ФРАГМЕНТ СТРАНИЦЫ:
Первый, кому я пожал руку на луговом станс, был Станислав Владимирович Кузнецов, секретарь объединенного парткома васюганских предприятий. Он отлетал с этой машиной. Мы успели переброситься двумя-тремя фразами.

С Кузнецовым познакомился год назад. Меня всегда поражал прямой доверительный взгляд его до удивления голубых глаз. Они были под цвет весеннего, пронизанного солнцем неба и не внушали ни малейшего опасения, что их обладатель может когда-нибудь сфальшивить, поступить не по совести. Его отец три десятилетия работал электриком на буровых. Сын по эстафете перенял эту специальность. Только по дороге знаний ему удалось вырваться вперед: закончил Томский политехнический институт. Был командиром стройотряда. В молодом еще Стрежевом прокладывал лежневки, занимался бетонными работами. Монтировал первую буровую на Оленьем месторождении. Однажды вышел из строя мотор весом около четырех тони. Раньше его заменяли, теряя уйму времени и сил. Теперь решили сами запаять обмотку, заизолировать. Включили. Сколько же было радости, когда электрическая махина ожила, продолжила исправно служить нефтяникам.

ЗАДАНИЕ: Продолжите текст о Станиславе Владимировиче Кузнецове, начав сразу после фразы, которая заканчивается словами «продолжила исправно служить нефтяникам».

ИСХОДНЫЙ ФРАГМЕНТ:
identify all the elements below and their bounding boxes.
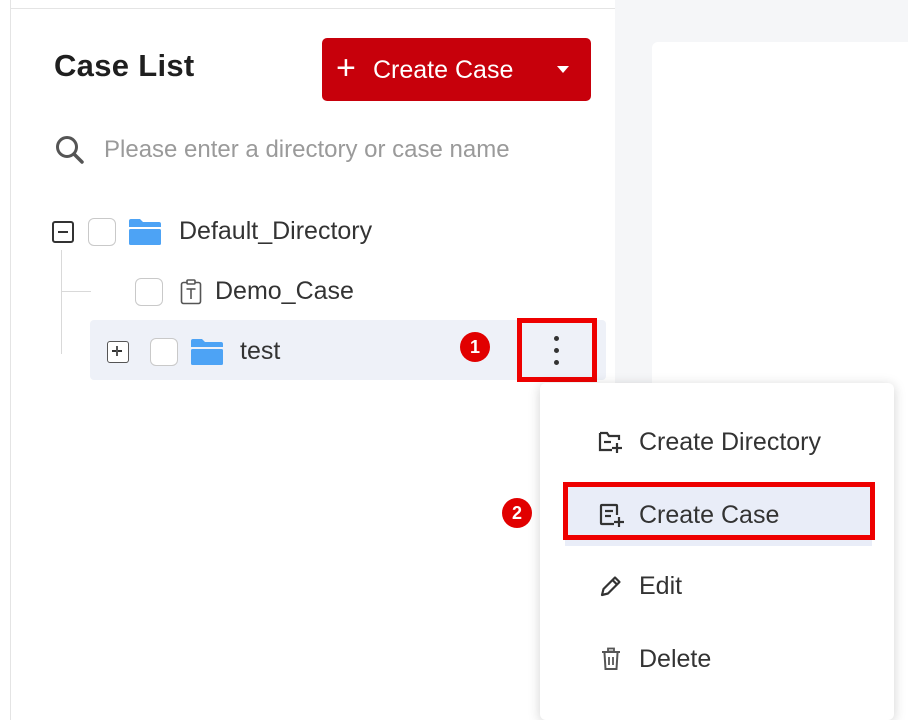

ОТВЕТ:
Ставили Станислава Владимировича комиссаром кормозаготовительного отряда. К этому поручению молодой коммунист относился с такой ответственностью, точно от его выполнения зависел исход сражения. Каждая ежегодная битва за корма требовала победы. На малолюдном севере и один на лугах — воин. Когда засыпали от усталости молодые трактористы, подвозившие траву к агрегату по производству витаминно-травяной муки, садился за трактор Кузнецов. Не знала передышки гудящая сушильная машина. В мешки сыпалась и сыпалась пахучая сенная мука. Зачастую спать приходилось по три-четыре часа в сутки. Комиссар, его отрядная гвардия хорошо научились наращивать время суток за счет нового, пришедшего на смену дня.

Создания объединенного парткома потребовала сама жизнь. Нефтяное Васюганье стало важной ключевой позицией, где развернулись большие дела, сошлись горячие интересы многочисленных крупных и мелких организаций. Оркестр большой, несыгранный. Объединенный партийный комитет направлял деятельность всех предприятий в русло главных дел. Их немало. Добыча нефти. Строительство. Быт вахтовиков. Обустройство новых месторождений. Бурение. Прирост фонда скважин. Воспитательная работа. И конечно — участие нефтяников Васюганья в реализации Продовольственной программы.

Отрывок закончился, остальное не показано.